SHORT TASK. Repeat all of the data precisely.

## START PROVIDED DATA

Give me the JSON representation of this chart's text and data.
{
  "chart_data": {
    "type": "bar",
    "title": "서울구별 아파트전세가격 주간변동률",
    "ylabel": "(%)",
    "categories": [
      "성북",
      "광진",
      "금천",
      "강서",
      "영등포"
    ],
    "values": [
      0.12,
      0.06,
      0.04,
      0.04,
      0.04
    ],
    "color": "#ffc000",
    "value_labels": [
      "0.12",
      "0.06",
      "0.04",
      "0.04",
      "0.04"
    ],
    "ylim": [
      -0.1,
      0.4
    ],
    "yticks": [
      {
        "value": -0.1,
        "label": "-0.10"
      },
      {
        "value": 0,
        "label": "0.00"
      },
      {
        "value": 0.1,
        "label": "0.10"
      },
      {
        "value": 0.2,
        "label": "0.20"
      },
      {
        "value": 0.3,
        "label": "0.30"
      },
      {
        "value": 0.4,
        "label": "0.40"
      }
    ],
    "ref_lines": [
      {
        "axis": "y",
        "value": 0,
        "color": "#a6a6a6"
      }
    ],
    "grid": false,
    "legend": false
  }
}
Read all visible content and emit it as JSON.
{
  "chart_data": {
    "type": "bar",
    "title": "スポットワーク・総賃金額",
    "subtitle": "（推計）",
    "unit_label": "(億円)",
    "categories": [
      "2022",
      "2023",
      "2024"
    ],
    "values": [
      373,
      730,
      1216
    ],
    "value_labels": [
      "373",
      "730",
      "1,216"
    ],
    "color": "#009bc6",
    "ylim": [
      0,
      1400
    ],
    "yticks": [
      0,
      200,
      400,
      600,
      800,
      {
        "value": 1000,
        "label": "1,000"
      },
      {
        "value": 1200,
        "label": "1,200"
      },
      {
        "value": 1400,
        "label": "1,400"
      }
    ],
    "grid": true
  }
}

## END PROVIDED DATA

TASK RESULT.
Give me the JSON representation of this chart's text and data.
{
  "chart_data": {
    "type": "bar",
    "title": "서울구별 아파트전세가격 주간변동률",
    "ylabel": "(%)",
    "categories": [
      "성북",
      "광진",
      "금천",
      "강서",
      "영등포"
    ],
    "values": [
      0.12,
      0.06,
      0.04,
      0.04,
      0.04
    ],
    "color": "#ffc000",
    "value_labels": [
      "0.12",
      "0.06",
      "0.04",
      "0.04",
      "0.04"
    ],
    "ylim": [
      -0.1,
      0.4
    ],
    "yticks": [
      {
        "value": -0.1,
        "label": "-0.10"
      },
      {
        "value": 0,
        "label": "0.00"
      },
      {
        "value": 0.1,
        "label": "0.10"
      },
      {
        "value": 0.2,
        "label": "0.20"
      },
      {
        "value": 0.3,
        "label": "0.30"
      },
      {
        "value": 0.4,
        "label": "0.40"
      }
    ],
    "ref_lines": [
      {
        "axis": "y",
        "value": 0,
        "color": "#a6a6a6"
      }
    ],
    "grid": false,
    "legend": false
  }
}
Read all visible content and emit it as JSON.
{
  "chart_data": {
    "type": "bar",
    "title": "スポットワーク・総賃金額",
    "subtitle": "（推計）",
    "unit_label": "(億円)",
    "categories": [
      "2022",
      "2023",
      "2024"
    ],
    "values": [
      373,
      730,
      1216
    ],
    "value_labels": [
      "373",
      "730",
      "1,216"
    ],
    "color": "#009bc6",
    "ylim": [
      0,
      1400
    ],
    "yticks": [
      0,
      200,
      400,
      600,
      800,
      {
        "value": 1000,
        "label": "1,000"
      },
      {
        "value": 1200,
        "label": "1,200"
      },
      {
        "value": 1400,
        "label": "1,400"
      }
    ],
    "grid": true
  }
}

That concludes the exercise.